Instructions to follow
Please copy each line of the records below without any change, leaving out the pictures.

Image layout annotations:

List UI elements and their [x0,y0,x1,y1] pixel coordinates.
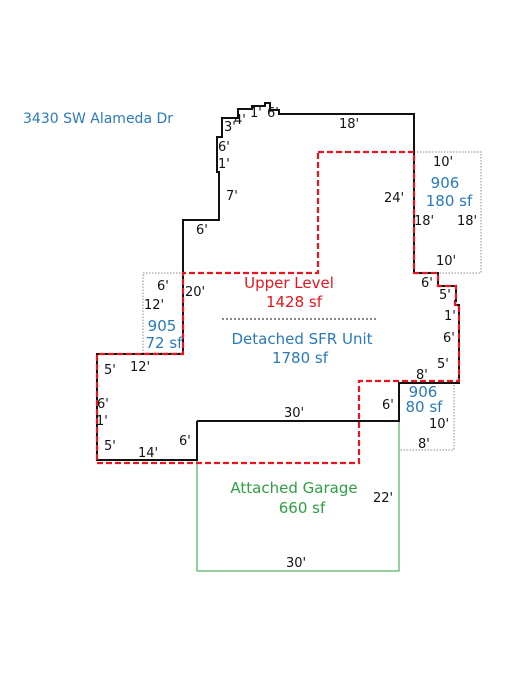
dim-label: 10' [433,155,453,170]
dim-label: 6' [157,279,169,294]
garage-title: Attached Garage [230,479,357,497]
dim-label: 6' [218,140,230,155]
dim-label: 4' [234,113,246,128]
dim-label: 5' [437,357,449,372]
dim-label: 18' [457,214,477,229]
dim-label: 8' [418,437,430,452]
addition-906-bottom-code: 906 [409,383,438,401]
dim-label: 5' [439,288,451,303]
addition-905-area: 72 sf [146,334,184,352]
dim-label: 6' [443,331,455,346]
dim-label: 14' [138,446,158,461]
main-unit-title: Detached SFR Unit [232,330,373,348]
garage-area: 660 sf [279,499,326,517]
dim-label: 6' [382,398,394,413]
addition-905-code: 905 [148,317,177,335]
dim-label: 30' [284,406,304,421]
dim-label: 24' [384,191,404,206]
property-address: 3430 SW Alameda Dr [23,111,173,127]
dim-label: 6' [179,434,191,449]
dim-label: 10' [429,417,449,432]
upper-level-title: Upper Level [244,274,334,292]
dim-label: 6' [267,106,279,121]
dim-label: 1' [96,414,108,429]
dim-label: 1' [250,106,262,121]
addition-906-bottom-area: 80 sf [406,398,444,416]
dim-label: 18' [339,117,359,132]
dim-label: 22' [373,491,393,506]
upper-level-area: 1428 sf [266,293,323,311]
dim-label: 3' [224,120,236,135]
addition-906-top-area: 180 sf [426,192,473,210]
dim-label: 12' [130,360,150,375]
dim-label: 1' [218,157,230,172]
dim-label: 6' [196,223,208,238]
dim-label: 18' [414,214,434,229]
dim-label: 20' [185,285,205,300]
dim-label: 5' [104,363,116,378]
dim-label: 12' [144,298,164,313]
dim-label: 30' [286,556,306,571]
dim-label: 6' [421,276,433,291]
main-unit-area: 1780 sf [272,349,329,367]
dim-label: 6' [97,397,109,412]
dim-label: 1' [444,309,456,324]
addition-906-top-code: 906 [431,174,460,192]
dim-label: 10' [436,254,456,269]
dim-label: 7' [226,189,238,204]
dim-label: 8' [416,368,428,383]
upper-level-outline [95,150,461,465]
dim-label: 5' [104,439,116,454]
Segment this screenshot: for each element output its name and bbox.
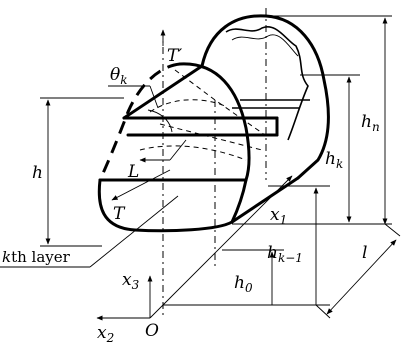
label-h-k-minus-1: hk−1 [267, 243, 303, 265]
hidden-interior-2 [139, 145, 247, 161]
labels: T′ θk h hn hk hk−1 h0 L T x1 x2 x3 l O k… [2, 46, 380, 345]
l-ext-2 [384, 223, 401, 237]
T-vector [111, 169, 171, 201]
rear-wavy-surface [225, 26, 309, 141]
front-arch-hidden [98, 62, 181, 181]
theta-leader-2 [149, 85, 159, 109]
coordinate-axes [96, 175, 293, 321]
label-x1: x1 [270, 205, 287, 227]
l-ext-1 [315, 304, 331, 319]
label-h-n: hn [361, 112, 380, 134]
label-x3: x3 [122, 270, 140, 292]
kth-layer-leader-2 [89, 195, 179, 268]
hidden-interior-1 [149, 99, 226, 113]
rear-end-outline [200, 14, 330, 180]
label-l: l [362, 243, 367, 263]
tank-body [97, 14, 330, 233]
rear-wavy-surface-2 [231, 34, 299, 57]
label-h: h [32, 163, 43, 183]
theta-arc [147, 109, 173, 133]
label-theta-k: θk [110, 65, 128, 87]
label-T-prime: T′ [167, 46, 182, 66]
x1-axis [149, 175, 293, 319]
label-h-0: h0 [234, 273, 253, 295]
L-vector-stem [169, 139, 187, 161]
front-end-outline [97, 178, 248, 233]
l-dim [326, 239, 397, 315]
label-L: L [127, 162, 139, 182]
label-kth-layer: kth layer [2, 248, 71, 266]
hidden-interior-4 [174, 69, 266, 136]
label-O: O [145, 321, 159, 341]
label-h-k: hk [325, 149, 343, 171]
dimensions [0, 15, 401, 319]
label-x2: x2 [97, 323, 114, 345]
top-generator-line [122, 64, 204, 120]
front-arch-outline [178, 62, 251, 182]
label-T: T [113, 204, 126, 224]
right-generator-line [230, 176, 300, 224]
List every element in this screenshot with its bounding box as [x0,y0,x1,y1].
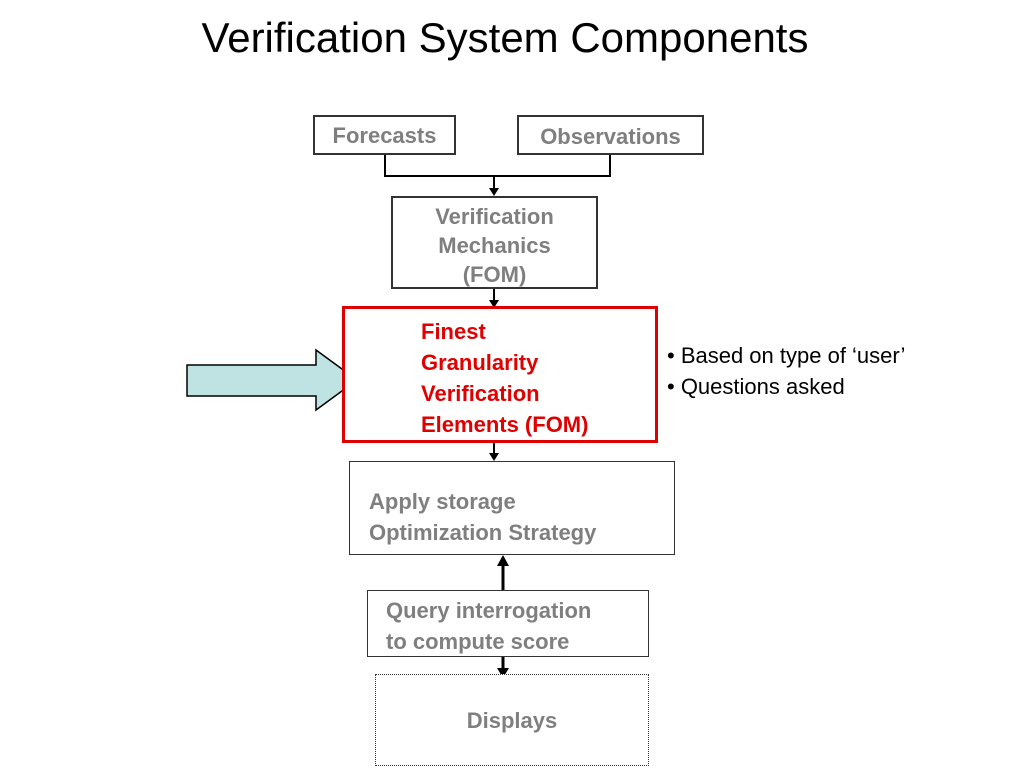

Final result
List UI elements and their [x0,y0,x1,y1] pixel coordinates.
dim-label: 10' [433,155,453,170]
dim-label: 6' [157,279,169,294]
garage-title: Attached Garage [230,479,357,497]
dim-label: 6' [218,140,230,155]
dim-label: 4' [234,113,246,128]
dim-label: 5' [437,357,449,372]
dim-label: 18' [457,214,477,229]
dim-label: 8' [418,437,430,452]
addition-906-bottom-code: 906 [409,383,438,401]
dim-label: 5' [439,288,451,303]
addition-905-area: 72 sf [146,334,184,352]
dim-label: 6' [443,331,455,346]
dim-label: 14' [138,446,158,461]
main-unit-title: Detached SFR Unit [232,330,373,348]
garage-area: 660 sf [279,499,326,517]
dim-label: 6' [382,398,394,413]
addition-905-code: 905 [148,317,177,335]
dim-label: 30' [284,406,304,421]
dim-label: 24' [384,191,404,206]
property-address: 3430 SW Alameda Dr [23,111,173,127]
dim-label: 6' [179,434,191,449]
dim-label: 10' [429,417,449,432]
upper-level-title: Upper Level [244,274,334,292]
dim-label: 6' [267,106,279,121]
dim-label: 1' [96,414,108,429]
dim-label: 1' [250,106,262,121]
addition-906-bottom-area: 80 sf [406,398,444,416]
dim-label: 18' [339,117,359,132]
dim-label: 22' [373,491,393,506]
upper-level-area: 1428 sf [266,293,323,311]
dim-label: 3' [224,120,236,135]
addition-906-top-area: 180 sf [426,192,473,210]
dim-label: 12' [130,360,150,375]
dim-label: 1' [218,157,230,172]
dim-label: 6' [196,223,208,238]
dim-label: 18' [414,214,434,229]
dim-label: 20' [185,285,205,300]
dim-label: 5' [104,363,116,378]
dim-label: 12' [144,298,164,313]
dim-label: 30' [286,556,306,571]
dim-label: 6' [421,276,433,291]
main-unit-area: 1780 sf [272,349,329,367]
dim-label: 6' [97,397,109,412]
dim-label: 1' [444,309,456,324]
addition-906-top-code: 906 [431,174,460,192]
dim-label: 10' [436,254,456,269]
dim-label: 7' [226,189,238,204]
dim-label: 8' [416,368,428,383]
upper-level-outline [95,150,461,465]
dim-label: 5' [104,439,116,454]
Segment this screenshot: for each element output its name and bbox.
label-h-k-minus-1: hk−1 [267, 243, 303, 265]
hidden-interior-2 [139, 145, 247, 161]
labels: T′ θk h hn hk hk−1 h0 L T x1 x2 x3 l O k… [2, 46, 380, 345]
l-ext-2 [384, 223, 401, 237]
T-vector [111, 169, 171, 201]
rear-wavy-surface [225, 26, 309, 141]
front-arch-hidden [98, 62, 181, 181]
theta-leader-2 [149, 85, 159, 109]
coordinate-axes [96, 175, 293, 321]
label-x1: x1 [270, 205, 287, 227]
l-ext-1 [315, 304, 331, 319]
label-h-n: hn [361, 112, 380, 134]
label-x3: x3 [122, 270, 140, 292]
kth-layer-leader-2 [89, 195, 179, 268]
hidden-interior-1 [149, 99, 226, 113]
rear-end-outline [200, 14, 330, 180]
label-l: l [362, 243, 367, 263]
tank-body [97, 14, 330, 233]
rear-wavy-surface-2 [231, 34, 299, 57]
label-h: h [32, 163, 43, 183]
theta-arc [147, 109, 173, 133]
label-theta-k: θk [110, 65, 128, 87]
label-T-prime: T′ [167, 46, 182, 66]
x1-axis [149, 175, 293, 319]
label-h-0: h0 [234, 273, 253, 295]
L-vector-stem [169, 139, 187, 161]
front-end-outline [97, 178, 248, 233]
l-dim [326, 239, 397, 315]
label-L: L [127, 162, 139, 182]
label-kth-layer: kth layer [2, 248, 71, 266]
hidden-interior-4 [174, 69, 266, 136]
label-O: O [145, 321, 159, 341]
label-h-k: hk [325, 149, 343, 171]
dimensions [0, 15, 401, 319]
label-x2: x2 [97, 323, 114, 345]
top-generator-line [122, 64, 204, 120]
front-arch-outline [178, 62, 251, 182]
label-T: T [113, 204, 126, 224]
right-generator-line [230, 176, 300, 224]
List every element in this screenshot with its bounding box as [x0,y0,x1,y1].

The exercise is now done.